Directions:
Type out the records that follow, exactly as given.

━━━━━━━━━━

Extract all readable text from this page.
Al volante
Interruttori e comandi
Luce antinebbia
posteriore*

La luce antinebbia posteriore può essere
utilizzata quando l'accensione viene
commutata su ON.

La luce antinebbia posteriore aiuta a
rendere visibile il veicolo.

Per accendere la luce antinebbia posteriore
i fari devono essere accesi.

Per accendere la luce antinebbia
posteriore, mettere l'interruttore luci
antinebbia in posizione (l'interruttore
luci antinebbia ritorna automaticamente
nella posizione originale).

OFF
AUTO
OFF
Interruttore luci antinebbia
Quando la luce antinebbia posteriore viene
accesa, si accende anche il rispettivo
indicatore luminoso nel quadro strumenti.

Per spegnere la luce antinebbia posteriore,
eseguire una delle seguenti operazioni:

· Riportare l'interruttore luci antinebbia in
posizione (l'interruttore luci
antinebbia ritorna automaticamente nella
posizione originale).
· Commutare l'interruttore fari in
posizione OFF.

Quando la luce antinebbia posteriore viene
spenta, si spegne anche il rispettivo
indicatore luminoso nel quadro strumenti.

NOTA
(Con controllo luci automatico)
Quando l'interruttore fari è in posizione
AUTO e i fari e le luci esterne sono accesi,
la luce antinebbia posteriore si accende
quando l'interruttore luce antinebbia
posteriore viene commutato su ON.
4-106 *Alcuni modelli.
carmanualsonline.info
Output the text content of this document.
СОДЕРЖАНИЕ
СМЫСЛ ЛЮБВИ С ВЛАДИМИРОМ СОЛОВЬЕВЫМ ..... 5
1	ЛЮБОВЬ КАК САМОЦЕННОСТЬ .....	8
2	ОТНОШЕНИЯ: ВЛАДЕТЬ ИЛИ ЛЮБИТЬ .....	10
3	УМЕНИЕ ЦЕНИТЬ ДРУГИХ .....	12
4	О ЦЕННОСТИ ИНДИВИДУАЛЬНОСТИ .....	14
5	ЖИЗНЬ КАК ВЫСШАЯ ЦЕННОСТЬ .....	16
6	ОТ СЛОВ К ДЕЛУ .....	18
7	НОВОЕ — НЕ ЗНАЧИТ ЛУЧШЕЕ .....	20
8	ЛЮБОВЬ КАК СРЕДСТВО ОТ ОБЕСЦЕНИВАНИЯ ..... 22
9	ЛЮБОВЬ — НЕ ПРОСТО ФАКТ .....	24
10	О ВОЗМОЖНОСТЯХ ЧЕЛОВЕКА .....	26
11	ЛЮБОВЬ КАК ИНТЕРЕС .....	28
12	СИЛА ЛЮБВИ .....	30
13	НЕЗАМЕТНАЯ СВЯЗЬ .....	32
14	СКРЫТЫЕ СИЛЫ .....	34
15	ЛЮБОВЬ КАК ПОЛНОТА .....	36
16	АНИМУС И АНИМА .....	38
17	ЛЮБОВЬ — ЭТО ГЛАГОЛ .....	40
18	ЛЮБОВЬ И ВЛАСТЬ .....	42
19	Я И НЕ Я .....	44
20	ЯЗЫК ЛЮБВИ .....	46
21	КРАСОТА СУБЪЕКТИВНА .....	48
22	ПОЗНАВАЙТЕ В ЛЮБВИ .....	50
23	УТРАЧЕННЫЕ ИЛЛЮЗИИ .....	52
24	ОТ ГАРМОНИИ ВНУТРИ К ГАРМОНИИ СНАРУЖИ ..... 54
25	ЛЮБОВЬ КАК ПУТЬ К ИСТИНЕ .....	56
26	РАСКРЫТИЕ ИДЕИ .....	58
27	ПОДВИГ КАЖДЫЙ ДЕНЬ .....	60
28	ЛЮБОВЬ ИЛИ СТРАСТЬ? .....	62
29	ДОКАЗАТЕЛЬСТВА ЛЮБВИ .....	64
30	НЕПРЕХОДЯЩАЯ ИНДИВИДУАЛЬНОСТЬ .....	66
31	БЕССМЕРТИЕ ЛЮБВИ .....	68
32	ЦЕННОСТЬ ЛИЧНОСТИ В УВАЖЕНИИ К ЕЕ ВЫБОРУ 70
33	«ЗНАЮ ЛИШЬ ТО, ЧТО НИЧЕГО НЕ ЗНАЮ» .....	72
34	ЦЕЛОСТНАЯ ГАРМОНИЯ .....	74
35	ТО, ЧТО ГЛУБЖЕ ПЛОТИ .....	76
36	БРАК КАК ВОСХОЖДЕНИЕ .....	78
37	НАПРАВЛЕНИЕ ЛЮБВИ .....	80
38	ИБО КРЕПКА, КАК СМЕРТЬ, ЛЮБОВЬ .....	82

━━━━━━━━━━

Completed exercise:
Extract all readable text from this page.
Al volante
Interruttori e comandi
Luce antinebbia
posteriore*

La luce antinebbia posteriore può essere
utilizzata quando l'accensione viene
commutata su ON.

La luce antinebbia posteriore aiuta a
rendere visibile il veicolo.

Per accendere la luce antinebbia posteriore
i fari devono essere accesi.

Per accendere la luce antinebbia
posteriore, mettere l'interruttore luci
antinebbia in posizione (l'interruttore
luci antinebbia ritorna automaticamente
nella posizione originale).

OFF
AUTO
OFF
Interruttore luci antinebbia
Quando la luce antinebbia posteriore viene
accesa, si accende anche il rispettivo
indicatore luminoso nel quadro strumenti.

Per spegnere la luce antinebbia posteriore,
eseguire una delle seguenti operazioni:

· Riportare l'interruttore luci antinebbia in
posizione (l'interruttore luci
antinebbia ritorna automaticamente nella
posizione originale).
· Commutare l'interruttore fari in
posizione OFF.

Quando la luce antinebbia posteriore viene
spenta, si spegne anche il rispettivo
indicatore luminoso nel quadro strumenti.

NOTA
(Con controllo luci automatico)
Quando l'interruttore fari è in posizione
AUTO e i fari e le luci esterne sono accesi,
la luce antinebbia posteriore si accende
quando l'interruttore luce antinebbia
posteriore viene commutato su ON.
4-106 *Alcuni modelli.
carmanualsonline.info
Output the text content of this document.
СОДЕРЖАНИЕ
СМЫСЛ ЛЮБВИ С ВЛАДИМИРОМ СОЛОВЬЕВЫМ ..... 5
1	ЛЮБОВЬ КАК САМОЦЕННОСТЬ .....	8
2	ОТНОШЕНИЯ: ВЛАДЕТЬ ИЛИ ЛЮБИТЬ .....	10
3	УМЕНИЕ ЦЕНИТЬ ДРУГИХ .....	12
4	О ЦЕННОСТИ ИНДИВИДУАЛЬНОСТИ .....	14
5	ЖИЗНЬ КАК ВЫСШАЯ ЦЕННОСТЬ .....	16
6	ОТ СЛОВ К ДЕЛУ .....	18
7	НОВОЕ — НЕ ЗНАЧИТ ЛУЧШЕЕ .....	20
8	ЛЮБОВЬ КАК СРЕДСТВО ОТ ОБЕСЦЕНИВАНИЯ ..... 22
9	ЛЮБОВЬ — НЕ ПРОСТО ФАКТ .....	24
10	О ВОЗМОЖНОСТЯХ ЧЕЛОВЕКА .....	26
11	ЛЮБОВЬ КАК ИНТЕРЕС .....	28
12	СИЛА ЛЮБВИ .....	30
13	НЕЗАМЕТНАЯ СВЯЗЬ .....	32
14	СКРЫТЫЕ СИЛЫ .....	34
15	ЛЮБОВЬ КАК ПОЛНОТА .....	36
16	АНИМУС И АНИМА .....	38
17	ЛЮБОВЬ — ЭТО ГЛАГОЛ .....	40
18	ЛЮБОВЬ И ВЛАСТЬ .....	42
19	Я И НЕ Я .....	44
20	ЯЗЫК ЛЮБВИ .....	46
21	КРАСОТА СУБЪЕКТИВНА .....	48
22	ПОЗНАВАЙТЕ В ЛЮБВИ .....	50
23	УТРАЧЕННЫЕ ИЛЛЮЗИИ .....	52
24	ОТ ГАРМОНИИ ВНУТРИ К ГАРМОНИИ СНАРУЖИ ..... 54
25	ЛЮБОВЬ КАК ПУТЬ К ИСТИНЕ .....	56
26	РАСКРЫТИЕ ИДЕИ .....	58
27	ПОДВИГ КАЖДЫЙ ДЕНЬ .....	60
28	ЛЮБОВЬ ИЛИ СТРАСТЬ? .....	62
29	ДОКАЗАТЕЛЬСТВА ЛЮБВИ .....	64
30	НЕПРЕХОДЯЩАЯ ИНДИВИДУАЛЬНОСТЬ .....	66
31	БЕССМЕРТИЕ ЛЮБВИ .....	68
32	ЦЕННОСТЬ ЛИЧНОСТИ В УВАЖЕНИИ К ЕЕ ВЫБОРУ 70
33	«ЗНАЮ ЛИШЬ ТО, ЧТО НИЧЕГО НЕ ЗНАЮ» .....	72
34	ЦЕЛОСТНАЯ ГАРМОНИЯ .....	74
35	ТО, ЧТО ГЛУБЖЕ ПЛОТИ .....	76
36	БРАК КАК ВОСХОЖДЕНИЕ .....	78
37	НАПРАВЛЕНИЕ ЛЮБВИ .....	80
38	ИБО КРЕПКА, КАК СМЕРТЬ, ЛЮБОВЬ .....	82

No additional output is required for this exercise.